----- RAW RECORDS -----
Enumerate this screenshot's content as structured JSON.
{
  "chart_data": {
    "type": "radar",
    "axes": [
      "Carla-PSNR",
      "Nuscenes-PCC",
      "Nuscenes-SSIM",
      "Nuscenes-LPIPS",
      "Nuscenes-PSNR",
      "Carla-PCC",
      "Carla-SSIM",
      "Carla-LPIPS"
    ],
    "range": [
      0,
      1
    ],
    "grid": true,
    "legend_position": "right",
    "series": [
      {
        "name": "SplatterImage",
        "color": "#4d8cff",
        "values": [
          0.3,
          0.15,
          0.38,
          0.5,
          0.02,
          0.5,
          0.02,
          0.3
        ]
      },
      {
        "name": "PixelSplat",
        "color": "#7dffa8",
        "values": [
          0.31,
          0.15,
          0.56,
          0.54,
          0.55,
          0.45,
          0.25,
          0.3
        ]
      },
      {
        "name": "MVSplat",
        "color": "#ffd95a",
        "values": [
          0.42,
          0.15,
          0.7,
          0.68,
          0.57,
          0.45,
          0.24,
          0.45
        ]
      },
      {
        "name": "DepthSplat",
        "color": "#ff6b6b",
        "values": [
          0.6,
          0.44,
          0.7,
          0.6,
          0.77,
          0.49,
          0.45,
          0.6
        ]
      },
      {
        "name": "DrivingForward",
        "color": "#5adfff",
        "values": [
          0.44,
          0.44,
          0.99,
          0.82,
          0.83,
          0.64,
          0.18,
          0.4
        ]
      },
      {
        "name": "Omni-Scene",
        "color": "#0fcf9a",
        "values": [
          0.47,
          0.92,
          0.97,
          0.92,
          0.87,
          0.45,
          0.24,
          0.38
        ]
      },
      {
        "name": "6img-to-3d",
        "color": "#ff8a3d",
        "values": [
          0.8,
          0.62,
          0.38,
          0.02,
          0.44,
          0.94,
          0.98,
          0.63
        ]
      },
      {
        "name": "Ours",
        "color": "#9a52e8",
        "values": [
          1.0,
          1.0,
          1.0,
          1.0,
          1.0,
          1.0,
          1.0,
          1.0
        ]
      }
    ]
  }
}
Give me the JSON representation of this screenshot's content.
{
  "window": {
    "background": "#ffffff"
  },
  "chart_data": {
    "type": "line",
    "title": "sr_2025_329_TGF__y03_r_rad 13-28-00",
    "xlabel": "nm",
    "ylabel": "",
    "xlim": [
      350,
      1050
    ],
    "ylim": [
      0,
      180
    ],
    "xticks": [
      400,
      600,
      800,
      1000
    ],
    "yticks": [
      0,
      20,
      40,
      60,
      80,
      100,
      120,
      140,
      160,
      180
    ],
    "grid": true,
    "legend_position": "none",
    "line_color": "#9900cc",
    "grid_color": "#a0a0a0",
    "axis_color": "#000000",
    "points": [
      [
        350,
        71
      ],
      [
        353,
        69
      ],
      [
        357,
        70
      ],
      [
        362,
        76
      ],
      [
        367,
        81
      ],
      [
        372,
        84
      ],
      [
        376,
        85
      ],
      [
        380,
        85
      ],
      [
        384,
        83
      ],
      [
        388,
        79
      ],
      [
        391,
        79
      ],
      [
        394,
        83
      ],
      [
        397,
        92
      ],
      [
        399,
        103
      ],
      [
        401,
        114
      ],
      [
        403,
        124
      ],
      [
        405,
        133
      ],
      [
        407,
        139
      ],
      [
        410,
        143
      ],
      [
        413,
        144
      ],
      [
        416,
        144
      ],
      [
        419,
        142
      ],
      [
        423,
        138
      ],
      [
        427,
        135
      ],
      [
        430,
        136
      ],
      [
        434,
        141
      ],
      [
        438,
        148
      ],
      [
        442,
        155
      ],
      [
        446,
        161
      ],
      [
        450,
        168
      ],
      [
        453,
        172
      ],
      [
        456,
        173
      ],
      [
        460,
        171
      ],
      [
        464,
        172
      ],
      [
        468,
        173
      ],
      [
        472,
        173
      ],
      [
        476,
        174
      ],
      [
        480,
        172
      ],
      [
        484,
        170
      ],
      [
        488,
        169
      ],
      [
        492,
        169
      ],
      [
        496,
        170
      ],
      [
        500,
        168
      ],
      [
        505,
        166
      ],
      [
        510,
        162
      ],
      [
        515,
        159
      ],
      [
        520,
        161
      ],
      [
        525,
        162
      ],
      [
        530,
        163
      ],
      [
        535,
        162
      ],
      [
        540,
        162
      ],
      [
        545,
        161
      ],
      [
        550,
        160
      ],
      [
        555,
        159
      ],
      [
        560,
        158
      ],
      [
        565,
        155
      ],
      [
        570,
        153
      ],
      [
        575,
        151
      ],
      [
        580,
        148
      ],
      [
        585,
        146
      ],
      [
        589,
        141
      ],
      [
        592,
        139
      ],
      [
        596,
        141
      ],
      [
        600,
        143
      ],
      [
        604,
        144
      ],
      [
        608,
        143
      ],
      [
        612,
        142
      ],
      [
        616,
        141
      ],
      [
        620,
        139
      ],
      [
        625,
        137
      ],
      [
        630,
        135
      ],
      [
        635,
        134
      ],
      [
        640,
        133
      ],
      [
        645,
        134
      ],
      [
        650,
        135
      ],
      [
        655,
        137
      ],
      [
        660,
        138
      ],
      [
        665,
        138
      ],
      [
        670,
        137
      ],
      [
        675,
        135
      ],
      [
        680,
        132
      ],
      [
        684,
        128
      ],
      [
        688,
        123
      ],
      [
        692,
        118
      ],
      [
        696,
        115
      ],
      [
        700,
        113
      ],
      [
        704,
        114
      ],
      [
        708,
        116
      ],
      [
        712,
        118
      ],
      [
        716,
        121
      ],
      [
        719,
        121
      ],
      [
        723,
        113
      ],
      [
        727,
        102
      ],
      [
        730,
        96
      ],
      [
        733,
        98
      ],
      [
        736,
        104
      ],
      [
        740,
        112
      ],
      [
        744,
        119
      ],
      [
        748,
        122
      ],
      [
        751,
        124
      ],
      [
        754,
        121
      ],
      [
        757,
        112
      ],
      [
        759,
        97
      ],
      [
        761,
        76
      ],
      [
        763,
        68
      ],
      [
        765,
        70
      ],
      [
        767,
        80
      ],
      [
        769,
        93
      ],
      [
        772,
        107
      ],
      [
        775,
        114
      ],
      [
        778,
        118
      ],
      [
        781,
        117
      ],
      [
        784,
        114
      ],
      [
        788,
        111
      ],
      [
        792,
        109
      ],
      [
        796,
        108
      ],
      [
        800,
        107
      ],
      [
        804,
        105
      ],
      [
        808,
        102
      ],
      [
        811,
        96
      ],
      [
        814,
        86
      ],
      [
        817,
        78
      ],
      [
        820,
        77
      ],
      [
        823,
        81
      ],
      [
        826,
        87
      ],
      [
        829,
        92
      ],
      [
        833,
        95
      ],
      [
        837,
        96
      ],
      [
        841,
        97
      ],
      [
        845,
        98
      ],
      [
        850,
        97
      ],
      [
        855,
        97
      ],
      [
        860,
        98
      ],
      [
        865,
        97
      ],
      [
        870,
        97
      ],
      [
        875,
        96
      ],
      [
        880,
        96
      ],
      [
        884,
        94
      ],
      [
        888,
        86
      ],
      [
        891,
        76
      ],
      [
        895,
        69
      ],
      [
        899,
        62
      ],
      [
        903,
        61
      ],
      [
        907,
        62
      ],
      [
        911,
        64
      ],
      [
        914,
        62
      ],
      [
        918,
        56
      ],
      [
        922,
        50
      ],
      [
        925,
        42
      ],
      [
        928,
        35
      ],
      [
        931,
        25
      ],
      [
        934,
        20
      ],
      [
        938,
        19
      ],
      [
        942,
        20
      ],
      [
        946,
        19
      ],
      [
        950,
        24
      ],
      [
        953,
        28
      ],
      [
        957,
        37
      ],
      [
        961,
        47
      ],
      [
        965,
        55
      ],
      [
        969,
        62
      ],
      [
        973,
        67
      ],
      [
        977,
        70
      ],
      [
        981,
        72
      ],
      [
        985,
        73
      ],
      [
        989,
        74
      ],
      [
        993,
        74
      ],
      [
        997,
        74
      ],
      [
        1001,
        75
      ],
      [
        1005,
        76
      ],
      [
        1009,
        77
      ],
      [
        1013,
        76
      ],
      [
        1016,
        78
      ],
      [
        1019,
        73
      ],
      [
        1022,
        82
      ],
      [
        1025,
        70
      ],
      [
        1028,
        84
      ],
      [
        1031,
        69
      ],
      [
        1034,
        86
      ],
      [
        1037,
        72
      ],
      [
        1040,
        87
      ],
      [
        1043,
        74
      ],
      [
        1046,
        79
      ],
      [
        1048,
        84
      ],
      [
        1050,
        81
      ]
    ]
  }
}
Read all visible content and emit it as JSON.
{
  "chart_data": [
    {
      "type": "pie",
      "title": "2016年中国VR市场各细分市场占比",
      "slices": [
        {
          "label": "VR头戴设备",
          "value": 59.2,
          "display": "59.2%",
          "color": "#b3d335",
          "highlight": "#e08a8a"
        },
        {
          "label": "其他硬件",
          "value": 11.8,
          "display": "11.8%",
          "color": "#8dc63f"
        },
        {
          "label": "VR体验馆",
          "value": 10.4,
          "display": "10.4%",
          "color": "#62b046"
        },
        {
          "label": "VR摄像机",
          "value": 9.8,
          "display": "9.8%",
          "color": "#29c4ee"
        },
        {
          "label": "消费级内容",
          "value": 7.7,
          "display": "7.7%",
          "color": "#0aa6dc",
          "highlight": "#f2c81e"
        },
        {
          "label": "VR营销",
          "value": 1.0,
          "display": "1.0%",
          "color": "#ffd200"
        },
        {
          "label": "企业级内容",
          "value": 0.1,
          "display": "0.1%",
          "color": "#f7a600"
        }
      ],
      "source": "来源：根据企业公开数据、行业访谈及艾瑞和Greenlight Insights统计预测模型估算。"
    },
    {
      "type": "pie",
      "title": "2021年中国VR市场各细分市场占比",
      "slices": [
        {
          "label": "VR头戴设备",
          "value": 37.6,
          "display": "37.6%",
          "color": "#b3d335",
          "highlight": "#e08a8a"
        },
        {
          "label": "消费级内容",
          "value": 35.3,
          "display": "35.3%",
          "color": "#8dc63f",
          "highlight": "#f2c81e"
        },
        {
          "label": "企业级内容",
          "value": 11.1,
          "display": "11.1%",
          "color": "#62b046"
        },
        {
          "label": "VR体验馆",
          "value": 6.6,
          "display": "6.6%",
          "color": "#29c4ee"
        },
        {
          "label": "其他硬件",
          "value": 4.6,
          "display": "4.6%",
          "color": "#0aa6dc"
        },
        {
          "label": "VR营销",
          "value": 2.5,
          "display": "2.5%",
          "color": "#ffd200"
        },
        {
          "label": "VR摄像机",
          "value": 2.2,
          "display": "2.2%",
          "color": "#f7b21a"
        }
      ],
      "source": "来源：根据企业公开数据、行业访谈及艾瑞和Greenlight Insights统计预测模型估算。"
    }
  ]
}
-----
▸ PROBLEM STATEMENT: Report each line of the material above where the word "screenshot" appears.

▸ WORKED SOLUTION:
Enumerate this screenshot's content as structured JSON.
Give me the JSON representation of this screenshot's content.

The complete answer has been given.